# TASK TO COMPLETE
Locate each line holding the string "this" and copy it.

========================================================================

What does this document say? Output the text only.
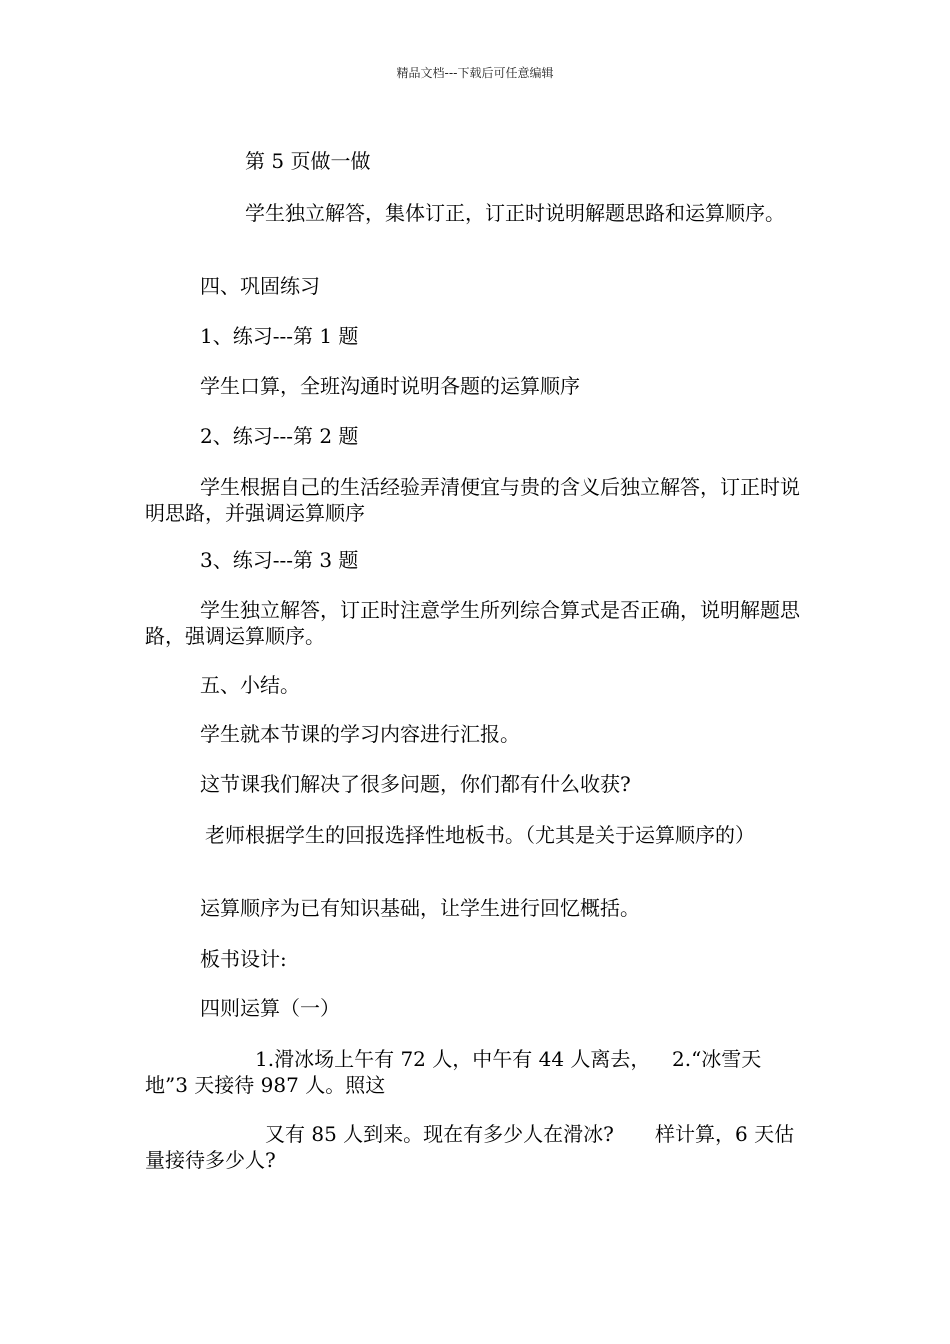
精品文档---下载后可任意编辑
第 5 页做一做
学生独立解答，集体订正，订正时说明解题思路和运算顺序。
四、巩固练习
1、练习---第 1 题
学生口算，全班沟通时说明各题的运算顺序
2、练习---第 2 题
学生根据自己的生活经验弄清便宜与贵的含义后独立解答，订正时说明思路，并强调运算顺序
3、练习---第 3 题
学生独立解答，订正时注意学生所列综合算式是否正确，说明解题思路，强调运算顺序。
五、小结。
学生就本节课的学习内容进行汇报。
这节课我们解决了很多问题，你们都有什么收获?
老师根据学生的回报选择性地板书。（尤其是关于运算顺序的）
运算顺序为已有知识基础，让学生进行回忆概括。
板书设计:
四则运算（一）
1.滑冰场上午有 72 人，中午有 44 人离去， 2.“冰雪天
地”3 天接待 987 人。照这
又有 85 人到来。现在有多少人在滑冰? 样计算，6 天估
量接待多少人?
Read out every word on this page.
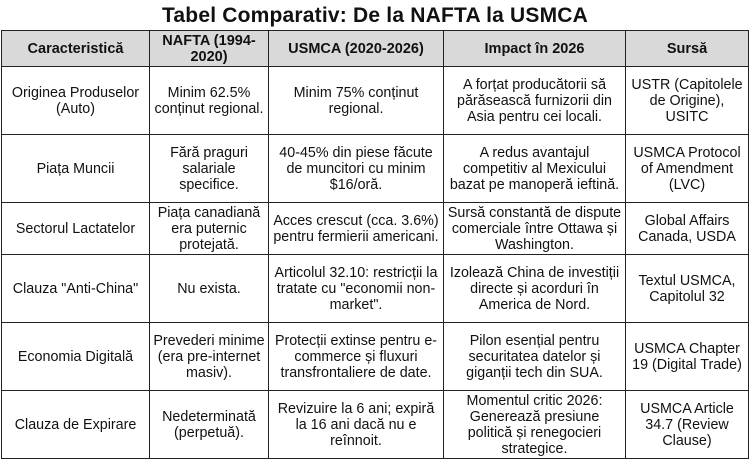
Tabel Comparativ: De la NAFTA la USMCA
Caracteristică	NAFTA (1994-2020)	USMCA (2020-2026)	Impact în 2026	Sursă
Originea Produselor (Auto)	Minim 62.5% conținut regional.	Minim 75% conținut regional.	A forțat producătorii să părăsească furnizorii din Asia pentru cei locali.	USTR (Capitolele de Origine), USITC
Piața Muncii	Fără praguri salariale specifice.	40-45% din piese făcute de muncitori cu minim $16/oră.	A redus avantajul competitiv al Mexicului bazat pe manoperă ieftină.	USMCA Protocol of Amendment (LVC)
Sectorul Lactatelor	Piața canadiană era puternic protejată.	Acces crescut (cca. 3.6%) pentru fermierii americani.	Sursă constantă de dispute comerciale între Ottawa și Washington.	Global Affairs Canada, USDA
Clauza "Anti-China"	Nu exista.	Articolul 32.10: restricții la tratate cu "economii non-market".	Izolează China de investiții directe și acorduri în America de Nord.	Textul USMCA, Capitolul 32
Economia Digitală	Prevederi minime (era pre-internet masiv).	Protecții extinse pentru e-commerce și fluxuri transfrontaliere de date.	Pilon esențial pentru securitatea datelor și giganții tech din SUA.	USMCA Chapter 19 (Digital Trade)
Clauza de Expirare	Nedeterminată (perpetuă).	Revizuire la 6 ani; expiră la 16 ani dacă nu e reînnoit.	Momentul critic 2026: Generează presiune politică și renegocieri strategice.	USMCA Article 34.7 (Review Clause)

========================================================================

# FINAL RESULT
What does this document say? Output the text only.
Read out every word on this page.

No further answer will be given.